--- DO THIS ---
Give the records back in full, exactly as they read.
>> START INFORMATION GIVEN
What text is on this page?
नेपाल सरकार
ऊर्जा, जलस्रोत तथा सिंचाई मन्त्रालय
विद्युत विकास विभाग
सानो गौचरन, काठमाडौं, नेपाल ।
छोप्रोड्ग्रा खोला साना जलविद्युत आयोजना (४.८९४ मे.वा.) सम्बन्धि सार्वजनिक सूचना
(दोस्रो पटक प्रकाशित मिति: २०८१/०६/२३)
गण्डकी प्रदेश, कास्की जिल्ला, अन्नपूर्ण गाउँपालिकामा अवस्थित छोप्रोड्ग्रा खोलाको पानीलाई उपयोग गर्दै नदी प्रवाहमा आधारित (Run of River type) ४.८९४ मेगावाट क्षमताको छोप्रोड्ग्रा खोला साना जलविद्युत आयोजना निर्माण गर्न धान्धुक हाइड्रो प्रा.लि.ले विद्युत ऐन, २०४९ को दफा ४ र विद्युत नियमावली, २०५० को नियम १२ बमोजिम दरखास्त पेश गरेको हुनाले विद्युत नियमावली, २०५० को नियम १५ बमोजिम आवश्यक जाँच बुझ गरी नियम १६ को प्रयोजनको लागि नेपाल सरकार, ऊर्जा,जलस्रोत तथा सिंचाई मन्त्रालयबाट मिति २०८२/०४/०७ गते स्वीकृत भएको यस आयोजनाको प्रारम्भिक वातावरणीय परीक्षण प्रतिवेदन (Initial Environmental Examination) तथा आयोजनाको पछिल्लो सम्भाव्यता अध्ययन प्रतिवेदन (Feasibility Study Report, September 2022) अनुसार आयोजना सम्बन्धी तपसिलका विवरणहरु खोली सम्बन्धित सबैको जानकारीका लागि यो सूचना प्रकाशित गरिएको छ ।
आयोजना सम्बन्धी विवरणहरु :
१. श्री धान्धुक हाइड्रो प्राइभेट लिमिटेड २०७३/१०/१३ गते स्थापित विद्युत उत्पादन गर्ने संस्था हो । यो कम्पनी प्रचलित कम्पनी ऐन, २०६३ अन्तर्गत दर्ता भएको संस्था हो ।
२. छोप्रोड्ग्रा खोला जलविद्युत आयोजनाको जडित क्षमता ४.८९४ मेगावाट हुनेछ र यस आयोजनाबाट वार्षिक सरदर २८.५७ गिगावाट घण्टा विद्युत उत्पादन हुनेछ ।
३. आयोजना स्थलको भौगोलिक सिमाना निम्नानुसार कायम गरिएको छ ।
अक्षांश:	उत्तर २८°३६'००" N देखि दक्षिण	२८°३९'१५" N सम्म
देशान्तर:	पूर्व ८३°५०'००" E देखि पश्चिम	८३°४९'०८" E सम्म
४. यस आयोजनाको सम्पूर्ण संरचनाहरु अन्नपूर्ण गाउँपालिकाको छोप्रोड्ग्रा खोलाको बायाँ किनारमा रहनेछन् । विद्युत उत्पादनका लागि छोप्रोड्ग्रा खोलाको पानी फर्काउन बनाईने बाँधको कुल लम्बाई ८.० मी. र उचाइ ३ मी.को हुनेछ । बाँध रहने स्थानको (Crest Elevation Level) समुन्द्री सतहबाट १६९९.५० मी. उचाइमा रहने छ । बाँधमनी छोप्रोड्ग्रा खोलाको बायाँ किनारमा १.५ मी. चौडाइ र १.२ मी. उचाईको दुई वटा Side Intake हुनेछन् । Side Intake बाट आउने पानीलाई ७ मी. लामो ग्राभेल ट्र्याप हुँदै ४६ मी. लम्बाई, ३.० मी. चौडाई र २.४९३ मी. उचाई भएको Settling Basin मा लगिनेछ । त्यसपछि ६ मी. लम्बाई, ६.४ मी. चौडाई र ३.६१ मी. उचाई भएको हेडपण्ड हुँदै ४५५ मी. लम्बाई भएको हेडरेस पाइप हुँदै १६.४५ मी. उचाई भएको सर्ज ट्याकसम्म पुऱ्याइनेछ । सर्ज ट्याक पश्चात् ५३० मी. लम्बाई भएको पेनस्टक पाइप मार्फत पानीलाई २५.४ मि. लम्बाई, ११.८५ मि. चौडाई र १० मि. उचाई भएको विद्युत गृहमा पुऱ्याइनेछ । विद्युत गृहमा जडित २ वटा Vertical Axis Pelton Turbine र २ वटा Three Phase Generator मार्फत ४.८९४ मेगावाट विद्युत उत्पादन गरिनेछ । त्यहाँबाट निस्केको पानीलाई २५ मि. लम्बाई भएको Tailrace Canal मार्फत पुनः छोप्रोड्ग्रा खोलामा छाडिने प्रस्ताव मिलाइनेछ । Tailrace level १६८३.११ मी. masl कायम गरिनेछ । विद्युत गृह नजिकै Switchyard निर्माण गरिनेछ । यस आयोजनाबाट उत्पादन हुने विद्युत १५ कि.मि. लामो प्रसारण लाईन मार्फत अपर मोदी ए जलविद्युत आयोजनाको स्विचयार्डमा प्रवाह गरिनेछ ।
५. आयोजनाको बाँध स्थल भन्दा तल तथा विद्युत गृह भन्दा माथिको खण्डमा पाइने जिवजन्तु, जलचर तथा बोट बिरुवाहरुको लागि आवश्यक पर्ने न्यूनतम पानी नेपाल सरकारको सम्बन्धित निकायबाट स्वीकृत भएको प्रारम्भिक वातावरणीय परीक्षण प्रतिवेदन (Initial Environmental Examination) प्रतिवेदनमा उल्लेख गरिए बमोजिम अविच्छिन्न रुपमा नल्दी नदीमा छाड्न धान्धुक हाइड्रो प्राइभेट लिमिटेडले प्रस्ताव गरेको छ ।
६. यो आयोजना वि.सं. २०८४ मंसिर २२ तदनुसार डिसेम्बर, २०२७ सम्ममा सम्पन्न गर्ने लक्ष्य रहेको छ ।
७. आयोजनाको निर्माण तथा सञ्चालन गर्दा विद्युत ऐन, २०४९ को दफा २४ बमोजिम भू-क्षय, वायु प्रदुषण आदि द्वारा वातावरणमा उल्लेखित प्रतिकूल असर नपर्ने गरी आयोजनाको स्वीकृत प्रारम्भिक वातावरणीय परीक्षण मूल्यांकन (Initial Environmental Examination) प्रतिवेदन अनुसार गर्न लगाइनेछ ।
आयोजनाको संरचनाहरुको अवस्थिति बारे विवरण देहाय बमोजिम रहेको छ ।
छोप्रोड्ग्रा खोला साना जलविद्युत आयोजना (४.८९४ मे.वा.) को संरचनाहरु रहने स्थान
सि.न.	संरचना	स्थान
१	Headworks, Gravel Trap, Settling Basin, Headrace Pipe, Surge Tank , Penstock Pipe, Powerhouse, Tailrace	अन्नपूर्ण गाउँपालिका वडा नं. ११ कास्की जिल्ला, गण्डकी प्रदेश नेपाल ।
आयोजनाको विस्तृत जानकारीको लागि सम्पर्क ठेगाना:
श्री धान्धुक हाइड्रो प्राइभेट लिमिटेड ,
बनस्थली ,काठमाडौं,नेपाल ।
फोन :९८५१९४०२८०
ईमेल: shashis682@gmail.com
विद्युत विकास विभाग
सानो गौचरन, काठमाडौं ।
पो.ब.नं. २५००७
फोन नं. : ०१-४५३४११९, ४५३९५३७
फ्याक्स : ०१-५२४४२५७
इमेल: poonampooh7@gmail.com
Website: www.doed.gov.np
>> END INFORMATION GIVEN
--- FINAL ANSWER ---
What text is on this page?
नेपाल सरकार
ऊर्जा, जलस्रोत तथा सिंचाई मन्त्रालय
विद्युत विकास विभाग
सानो गौचरन, काठमाडौं, नेपाल ।
छोप्रोड्ग्रा खोला साना जलविद्युत आयोजना (४.८९४ मे.वा.) सम्बन्धि सार्वजनिक सूचना
(दोस्रो पटक प्रकाशित मिति: २०८१/०६/२३)
गण्डकी प्रदेश, कास्की जिल्ला, अन्नपूर्ण गाउँपालिकामा अवस्थित छोप्रोड्ग्रा खोलाको पानीलाई उपयोग गर्दै नदी प्रवाहमा आधारित (Run of River type) ४.८९४ मेगावाट क्षमताको छोप्रोड्ग्रा खोला साना जलविद्युत आयोजना निर्माण गर्न धान्धुक हाइड्रो प्रा.लि.ले विद्युत ऐन, २०४९ को दफा ४ र विद्युत नियमावली, २०५० को नियम १२ बमोजिम दरखास्त पेश गरेको हुनाले विद्युत नियमावली, २०५० को नियम १५ बमोजिम आवश्यक जाँच बुझ गरी नियम १६ को प्रयोजनको लागि नेपाल सरकार, ऊर्जा,जलस्रोत तथा सिंचाई मन्त्रालयबाट मिति २०८२/०४/०७ गते स्वीकृत भएको यस आयोजनाको प्रारम्भिक वातावरणीय परीक्षण प्रतिवेदन (Initial Environmental Examination) तथा आयोजनाको पछिल्लो सम्भाव्यता अध्ययन प्रतिवेदन (Feasibility Study Report, September 2022) अनुसार आयोजना सम्बन्धी तपसिलका विवरणहरु खोली सम्बन्धित सबैको जानकारीका लागि यो सूचना प्रकाशित गरिएको छ ।
आयोजना सम्बन्धी विवरणहरु :
१. श्री धान्धुक हाइड्रो प्राइभेट लिमिटेड २०७३/१०/१३ गते स्थापित विद्युत उत्पादन गर्ने संस्था हो । यो कम्पनी प्रचलित कम्पनी ऐन, २०६३ अन्तर्गत दर्ता भएको संस्था हो ।
२. छोप्रोड्ग्रा खोला जलविद्युत आयोजनाको जडित क्षमता ४.८९४ मेगावाट हुनेछ र यस आयोजनाबाट वार्षिक सरदर २८.५७ गिगावाट घण्टा विद्युत उत्पादन हुनेछ ।
३. आयोजना स्थलको भौगोलिक सिमाना निम्नानुसार कायम गरिएको छ ।
अक्षांश:	उत्तर २८°३६'००" N देखि दक्षिण	२८°३९'१५" N सम्म
देशान्तर:	पूर्व ८३°५०'००" E देखि पश्चिम	८३°४९'०८" E सम्म
४. यस आयोजनाको सम्पूर्ण संरचनाहरु अन्नपूर्ण गाउँपालिकाको छोप्रोड्ग्रा खोलाको बायाँ किनारमा रहनेछन् । विद्युत उत्पादनका लागि छोप्रोड्ग्रा खोलाको पानी फर्काउन बनाईने बाँधको कुल लम्बाई ८.० मी. र उचाइ ३ मी.को हुनेछ । बाँध रहने स्थानको (Crest Elevation Level) समुन्द्री सतहबाट १६९९.५० मी. उचाइमा रहने छ । बाँधमनी छोप्रोड्ग्रा खोलाको बायाँ किनारमा १.५ मी. चौडाइ र १.२ मी. उचाईको दुई वटा Side Intake हुनेछन् । Side Intake बाट आउने पानीलाई ७ मी. लामो ग्राभेल ट्र्याप हुँदै ४६ मी. लम्बाई, ३.० मी. चौडाई र २.४९३ मी. उचाई भएको Settling Basin मा लगिनेछ । त्यसपछि ६ मी. लम्बाई, ६.४ मी. चौडाई र ३.६१ मी. उचाई भएको हेडपण्ड हुँदै ४५५ मी. लम्बाई भएको हेडरेस पाइप हुँदै १६.४५ मी. उचाई भएको सर्ज ट्याकसम्म पुऱ्याइनेछ । सर्ज ट्याक पश्चात् ५३० मी. लम्बाई भएको पेनस्टक पाइप मार्फत पानीलाई २५.४ मि. लम्बाई, ११.८५ मि. चौडाई र १० मि. उचाई भएको विद्युत गृहमा पुऱ्याइनेछ । विद्युत गृहमा जडित २ वटा Vertical Axis Pelton Turbine र २ वटा Three Phase Generator मार्फत ४.८९४ मेगावाट विद्युत उत्पादन गरिनेछ । त्यहाँबाट निस्केको पानीलाई २५ मि. लम्बाई भएको Tailrace Canal मार्फत पुनः छोप्रोड्ग्रा खोलामा छाडिने प्रस्ताव मिलाइनेछ । Tailrace level १६८३.११ मी. masl कायम गरिनेछ । विद्युत गृह नजिकै Switchyard निर्माण गरिनेछ । यस आयोजनाबाट उत्पादन हुने विद्युत १५ कि.मि. लामो प्रसारण लाईन मार्फत अपर मोदी ए जलविद्युत आयोजनाको स्विचयार्डमा प्रवाह गरिनेछ ।
५. आयोजनाको बाँध स्थल भन्दा तल तथा विद्युत गृह भन्दा माथिको खण्डमा पाइने जिवजन्तु, जलचर तथा बोट बिरुवाहरुको लागि आवश्यक पर्ने न्यूनतम पानी नेपाल सरकारको सम्बन्धित निकायबाट स्वीकृत भएको प्रारम्भिक वातावरणीय परीक्षण प्रतिवेदन (Initial Environmental Examination) प्रतिवेदनमा उल्लेख गरिए बमोजिम अविच्छिन्न रुपमा नल्दी नदीमा छाड्न धान्धुक हाइड्रो प्राइभेट लिमिटेडले प्रस्ताव गरेको छ ।
६. यो आयोजना वि.सं. २०८४ मंसिर २२ तदनुसार डिसेम्बर, २०२७ सम्ममा सम्पन्न गर्ने लक्ष्य रहेको छ ।
७. आयोजनाको निर्माण तथा सञ्चालन गर्दा विद्युत ऐन, २०४९ को दफा २४ बमोजिम भू-क्षय, वायु प्रदुषण आदि द्वारा वातावरणमा उल्लेखित प्रतिकूल असर नपर्ने गरी आयोजनाको स्वीकृत प्रारम्भिक वातावरणीय परीक्षण मूल्यांकन (Initial Environmental Examination) प्रतिवेदन अनुसार गर्न लगाइनेछ ।
आयोजनाको संरचनाहरुको अवस्थिति बारे विवरण देहाय बमोजिम रहेको छ ।
छोप्रोड्ग्रा खोला साना जलविद्युत आयोजना (४.८९४ मे.वा.) को संरचनाहरु रहने स्थान
सि.न.	संरचना	स्थान
१	Headworks, Gravel Trap, Settling Basin, Headrace Pipe, Surge Tank , Penstock Pipe, Powerhouse, Tailrace	अन्नपूर्ण गाउँपालिका वडा नं. ११ कास्की जिल्ला, गण्डकी प्रदेश नेपाल ।
आयोजनाको विस्तृत जानकारीको लागि सम्पर्क ठेगाना:
श्री धान्धुक हाइड्रो प्राइभेट लिमिटेड ,
बनस्थली ,काठमाडौं,नेपाल ।
फोन :९८५१९४०२८०
ईमेल: shashis682@gmail.com
विद्युत विकास विभाग
सानो गौचरन, काठमाडौं ।
पो.ब.नं. २५००७
फोन नं. : ०१-४५३४११९, ४५३९५३७
फ्याक्स : ०१-५२४४२५७
इमेल: poonampooh7@gmail.com
Website: www.doed.gov.np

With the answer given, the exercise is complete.